▶ Directions for this task
Sift the listing for lines that hold the string "заказа" and pull them out.

[Data entries]
####################

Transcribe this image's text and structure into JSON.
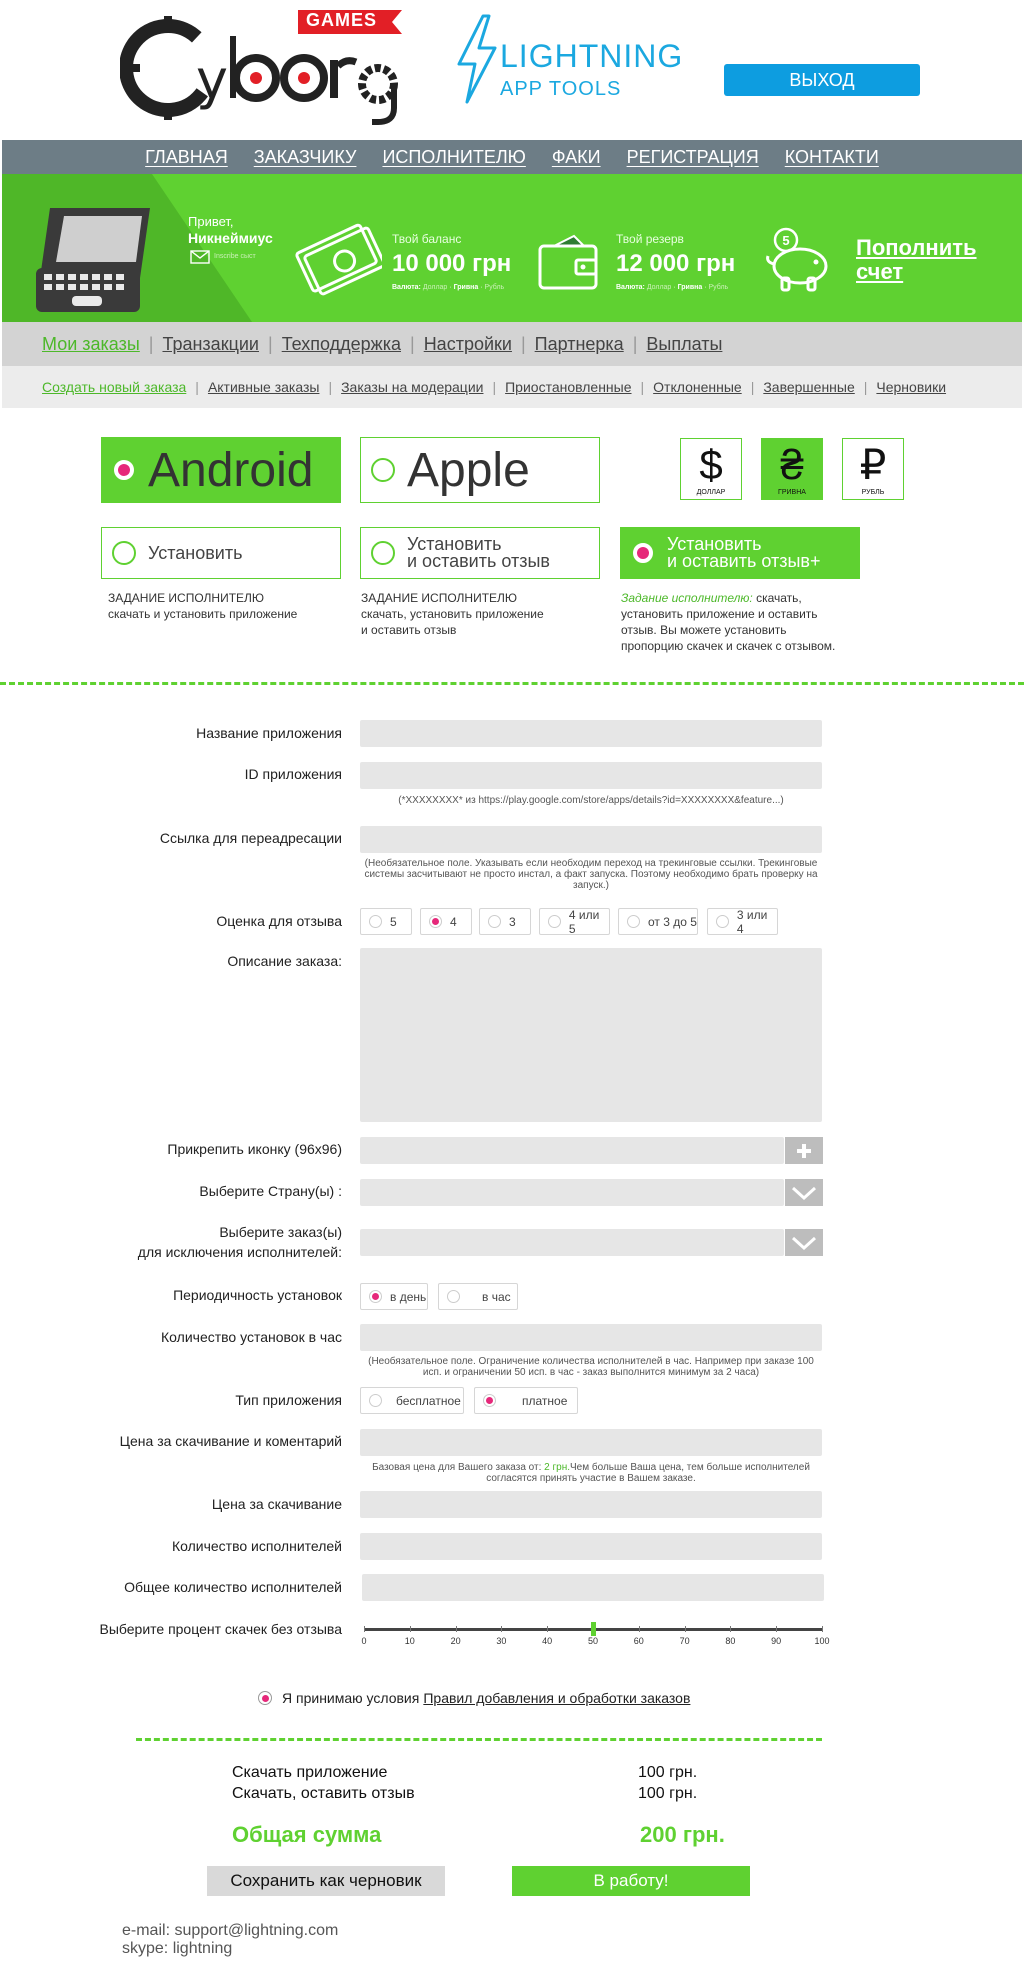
{
  "header": {
    "cyborg_logo_text": "Cyborg",
    "cyborg_logo_badge": "GAMES",
    "lightning_title": "LIGHTNING",
    "lightning_subtitle": "APP TOOLS",
    "logout_label": "ВЫХОД",
    "accent_color": "#1ba8e0"
  },
  "nav": {
    "items": [
      "ГЛАВНАЯ",
      "ЗАКАЗЧИКУ",
      "ИСПОЛНИТЕЛЮ",
      "ФАКИ",
      "РЕГИСТРАЦИЯ",
      "КОНТАКТИ"
    ]
  },
  "profile": {
    "greeting": "Привет,",
    "nickname": "Никнеймиус",
    "mail_caption": "Inscribe сыст"
  },
  "balance": {
    "label": "Твой баланс",
    "value": "10 000 грн",
    "currency_prefix": "Валюта:",
    "currency_opt1": "Доллар",
    "currency_opt2": "Гривна",
    "currency_opt3": "Рубль"
  },
  "reserve": {
    "label": "Твой резерв",
    "value": "12 000 грн",
    "currency_prefix": "Валюта:",
    "currency_opt1": "Доллар",
    "currency_opt2": "Гривна",
    "currency_opt3": "Рубль",
    "piggy_badge": "5"
  },
  "topup_label": "Пополнить счет",
  "subnav1": {
    "items": [
      "Мои заказы",
      "Транзакции",
      "Техподдержка",
      "Настройки",
      "Партнерка",
      "Выплаты"
    ]
  },
  "subnav2": {
    "items": [
      "Создать новый заказа",
      "Активные заказы",
      "Заказы на модерации",
      "Приостановленные",
      "Отклоненные",
      "Завершенные",
      "Черновики"
    ]
  },
  "platforms": {
    "android": "Android",
    "apple": "Apple",
    "selected": "Android"
  },
  "currencies": [
    {
      "symbol": "$",
      "name": "ДОЛЛАР",
      "selected": false
    },
    {
      "symbol": "₴",
      "name": "ГРИВНА",
      "selected": true
    },
    {
      "symbol": "₽",
      "name": "РУБЛЬ",
      "selected": false
    }
  ],
  "tasks": {
    "t1_label": "Установить",
    "t2_line1": "Установить",
    "t2_line2": "и оставить отзыв",
    "t3_line1": "Установить",
    "t3_line2": "и оставить отзыв+",
    "t1_desc_head": "ЗАДАНИЕ ИСПОЛНИТЕЛЮ",
    "t1_desc_body": "скачать и установить приложение",
    "t2_desc_head": "ЗАДАНИЕ ИСПОЛНИТЕЛЮ",
    "t2_desc_body1": "скачать, установить приложение",
    "t2_desc_body2": "и оставить отзыв",
    "t3_desc_head": "Задание исполнителю:",
    "t3_desc_body1": " скачать,",
    "t3_desc_body2": "установить приложение  и оставить",
    "t3_desc_body3": "отзыв. Вы можете  установить",
    "t3_desc_body4": "пропорцию скачек и скачек с отзывом."
  },
  "form": {
    "app_name_label": "Название приложения",
    "app_id_label": "ID приложения",
    "app_id_note": "(*XXXXXXXX* из https://play.google.com/store/apps/details?id=XXXXXXXX&feature...)",
    "redirect_label": "Ссылка для переадресации",
    "redirect_note": "(Необязательное поле. Указывать если необходим переход на трекинговые ссылки. Трекинговые системы засчитывают не просто инстал, а факт запуска. Поэтому необходимо брать проверку на запуск.)",
    "rating_label": "Оценка для отзыва",
    "rating_options": [
      "5",
      "4",
      "3",
      "4 или 5",
      "от 3 до 5",
      "3 или 4"
    ],
    "rating_selected": "4",
    "description_label": "Описание заказа:",
    "icon_label": "Прикрепить иконку (96х96)",
    "country_label": "Выберите Страну(ы) :",
    "exclude_label_line1": "Выберите заказ(ы)",
    "exclude_label_line2": "для исключения исполнителей:",
    "periodicity_label": "Периодичность установок",
    "periodicity_options": [
      "в день",
      "в час"
    ],
    "periodicity_selected": "в день",
    "per_hour_label": "Количество установок в час",
    "per_hour_note": "(Необязательное поле. Ограничение количества исполнителей в час. Например при заказе 100 исп. и ограничении 50 исп. в час - заказ выполнится минимум за 2 часа)",
    "app_type_label": "Тип приложения",
    "app_type_options": [
      "бесплатное",
      "платное"
    ],
    "app_type_selected": "платное",
    "price_comment_label": "Цена  за скачивание и коментарий",
    "price_note_pre": "Базовая цена для Вашего заказа от:",
    "price_note_value": " 2 грн.",
    "price_note_post": "Чем больше Ваша цена, тем больше исполнителей согласятся принять участие в Вашем заказе.",
    "price_download_label": "Цена за скачивание",
    "executors_label": "Количество исполнителей",
    "total_executors_label": "Общее количество исполнителей",
    "percent_label": "Выберите процент скачек без отзыва",
    "percent_ticks": [
      "0",
      "10",
      "20",
      "30",
      "40",
      "50",
      "60",
      "70",
      "80",
      "90",
      "100"
    ],
    "percent_value": 50
  },
  "agree": {
    "text": "Я принимаю условия",
    "link": "Правил добавления и обработки заказов"
  },
  "summary": {
    "line1_label": "Скачать приложение",
    "line1_value": "100 грн.",
    "line2_label": "Скачать, оставить отзыв",
    "line2_value": "100 грн.",
    "total_label": "Общая сумма",
    "total_value": "200 грн.",
    "draft_button": "Сохранить как черновик",
    "go_button": "В работу!"
  },
  "footer": {
    "email": "e-mail: support@lightning.com",
    "skype": "skype: lightning"
  },
  "colors": {
    "green": "#5fd131",
    "nav_bg": "#6d7d86",
    "blue": "#0d9de0",
    "pink_dot": "#e6287a"
  }
}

####################

▶ Output for this exercise
      "Создать новый заказа",
    "description_label": "Описание заказа:",
    "price_note_pre": "Базовая цена для Вашего заказа от:",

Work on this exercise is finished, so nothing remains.